┌──

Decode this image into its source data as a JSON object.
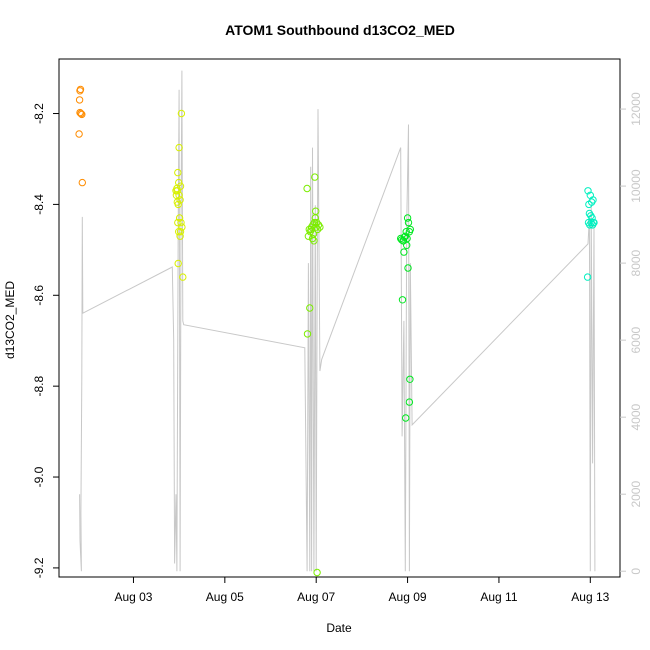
{
  "chart_data": {
    "type": "scatter",
    "title": "ATOM1 Southbound d13CO2_MED",
    "xlabel": "Date",
    "ylabel": "d13CO2_MED",
    "x_ticks": [
      {
        "label": "Aug 03",
        "day": 3
      },
      {
        "label": "Aug 05",
        "day": 5
      },
      {
        "label": "Aug 07",
        "day": 7
      },
      {
        "label": "Aug 09",
        "day": 9
      },
      {
        "label": "Aug 11",
        "day": 11
      },
      {
        "label": "Aug 13",
        "day": 13
      }
    ],
    "xlim": [
      1.37,
      13.65
    ],
    "ylim": [
      -9.22,
      -8.08
    ],
    "y_ticks": [
      "-9.2",
      "-9.0",
      "-8.8",
      "-8.6",
      "-8.4",
      "-8.2"
    ],
    "y2lim": [
      -150,
      13300
    ],
    "y2_ticks": [
      "0",
      "2000",
      "4000",
      "6000",
      "8000",
      "10000",
      "12000"
    ],
    "grid": false,
    "series": [
      {
        "color": "#ff8c00",
        "marker": "open-circle",
        "points": [
          [
            1.83,
            -8.15
          ],
          [
            1.84,
            -8.147
          ],
          [
            1.82,
            -8.17
          ],
          [
            1.85,
            -8.2
          ],
          [
            1.83,
            -8.198
          ],
          [
            1.87,
            -8.202
          ],
          [
            1.81,
            -8.245
          ],
          [
            1.88,
            -8.352
          ]
        ]
      },
      {
        "color": "#d8f000",
        "marker": "open-circle",
        "points": [
          [
            3.93,
            -8.37
          ],
          [
            3.95,
            -8.365
          ],
          [
            3.97,
            -8.33
          ],
          [
            3.99,
            -8.352
          ],
          [
            4.0,
            -8.38
          ],
          [
            4.02,
            -8.39
          ],
          [
            4.05,
            -8.2
          ],
          [
            4.0,
            -8.275
          ],
          [
            3.96,
            -8.37
          ],
          [
            3.98,
            -8.4
          ],
          [
            4.01,
            -8.43
          ],
          [
            4.04,
            -8.44
          ],
          [
            4.06,
            -8.45
          ],
          [
            3.97,
            -8.44
          ],
          [
            3.99,
            -8.46
          ],
          [
            4.02,
            -8.47
          ],
          [
            4.03,
            -8.46
          ],
          [
            3.98,
            -8.53
          ],
          [
            4.08,
            -8.56
          ],
          [
            4.03,
            -8.36
          ],
          [
            3.94,
            -8.38
          ],
          [
            3.96,
            -8.395
          ]
        ]
      },
      {
        "color": "#7ced00",
        "marker": "open-circle",
        "points": [
          [
            6.8,
            -8.365
          ],
          [
            6.83,
            -8.47
          ],
          [
            6.85,
            -8.455
          ],
          [
            6.87,
            -8.46
          ],
          [
            6.9,
            -8.45
          ],
          [
            6.93,
            -8.445
          ],
          [
            6.96,
            -8.44
          ],
          [
            6.98,
            -8.43
          ],
          [
            7.0,
            -8.45
          ],
          [
            7.03,
            -8.455
          ],
          [
            7.05,
            -8.445
          ],
          [
            7.08,
            -8.45
          ],
          [
            6.95,
            -8.48
          ],
          [
            6.92,
            -8.475
          ],
          [
            6.97,
            -8.34
          ],
          [
            6.99,
            -8.415
          ],
          [
            6.86,
            -8.628
          ],
          [
            6.81,
            -8.685
          ],
          [
            7.02,
            -9.21
          ],
          [
            6.94,
            -8.465
          ],
          [
            7.01,
            -8.44
          ],
          [
            6.89,
            -8.455
          ]
        ]
      },
      {
        "color": "#00e820",
        "marker": "open-circle",
        "points": [
          [
            8.85,
            -8.475
          ],
          [
            8.87,
            -8.478
          ],
          [
            8.9,
            -8.48
          ],
          [
            8.93,
            -8.472
          ],
          [
            8.95,
            -8.47
          ],
          [
            8.97,
            -8.46
          ],
          [
            9.0,
            -8.43
          ],
          [
            9.02,
            -8.44
          ],
          [
            9.04,
            -8.46
          ],
          [
            9.06,
            -8.455
          ],
          [
            8.98,
            -8.49
          ],
          [
            8.92,
            -8.505
          ],
          [
            9.01,
            -8.54
          ],
          [
            8.89,
            -8.61
          ],
          [
            9.05,
            -8.785
          ],
          [
            9.04,
            -8.835
          ],
          [
            8.96,
            -8.87
          ],
          [
            8.91,
            -8.48
          ],
          [
            8.99,
            -8.475
          ]
        ]
      },
      {
        "color": "#00f0c0",
        "marker": "open-circle",
        "points": [
          [
            12.95,
            -8.37
          ],
          [
            12.97,
            -8.4
          ],
          [
            13.0,
            -8.38
          ],
          [
            13.03,
            -8.395
          ],
          [
            13.06,
            -8.39
          ],
          [
            12.98,
            -8.42
          ],
          [
            13.01,
            -8.425
          ],
          [
            13.04,
            -8.43
          ],
          [
            13.07,
            -8.44
          ],
          [
            12.99,
            -8.445
          ],
          [
            13.02,
            -8.44
          ],
          [
            13.05,
            -8.445
          ],
          [
            12.96,
            -8.44
          ],
          [
            12.94,
            -8.56
          ],
          [
            13.08,
            -8.44
          ]
        ]
      }
    ],
    "secondary_line": {
      "color": "#c8c8c8",
      "axis": "right",
      "points": [
        [
          1.82,
          2000
        ],
        [
          1.83,
          800
        ],
        [
          1.84,
          500
        ],
        [
          1.86,
          0
        ],
        [
          1.85,
          1500
        ],
        [
          1.87,
          5000
        ],
        [
          1.88,
          9200
        ],
        [
          1.89,
          6700
        ],
        [
          3.85,
          7900
        ],
        [
          3.88,
          6000
        ],
        [
          3.9,
          200
        ],
        [
          3.93,
          2000
        ],
        [
          3.95,
          0
        ],
        [
          3.98,
          9000
        ],
        [
          4.0,
          12500
        ],
        [
          4.02,
          0
        ],
        [
          4.04,
          9000
        ],
        [
          4.06,
          13000
        ],
        [
          4.08,
          6500
        ],
        [
          4.1,
          6400
        ],
        [
          6.75,
          5800
        ],
        [
          6.8,
          0
        ],
        [
          6.83,
          8000
        ],
        [
          6.86,
          0
        ],
        [
          6.88,
          10500
        ],
        [
          6.9,
          0
        ],
        [
          6.92,
          11000
        ],
        [
          6.95,
          0
        ],
        [
          6.98,
          9500
        ],
        [
          7.0,
          0
        ],
        [
          7.02,
          7000
        ],
        [
          7.04,
          12000
        ],
        [
          7.08,
          5200
        ],
        [
          7.12,
          5500
        ],
        [
          8.85,
          11000
        ],
        [
          8.88,
          3500
        ],
        [
          8.92,
          6500
        ],
        [
          8.95,
          0
        ],
        [
          8.98,
          9000
        ],
        [
          9.02,
          11600
        ],
        [
          9.04,
          0
        ],
        [
          9.06,
          8000
        ],
        [
          9.1,
          3800
        ],
        [
          12.95,
          8500
        ],
        [
          12.98,
          9200
        ],
        [
          13.0,
          0
        ],
        [
          13.02,
          9500
        ],
        [
          13.05,
          2800
        ],
        [
          13.08,
          9000
        ],
        [
          13.1,
          0
        ]
      ]
    }
  }
}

└──

**Goal**
Your answer should be a single number: the count of lines in these records that hold the string "color".

**Response for this exercise**
6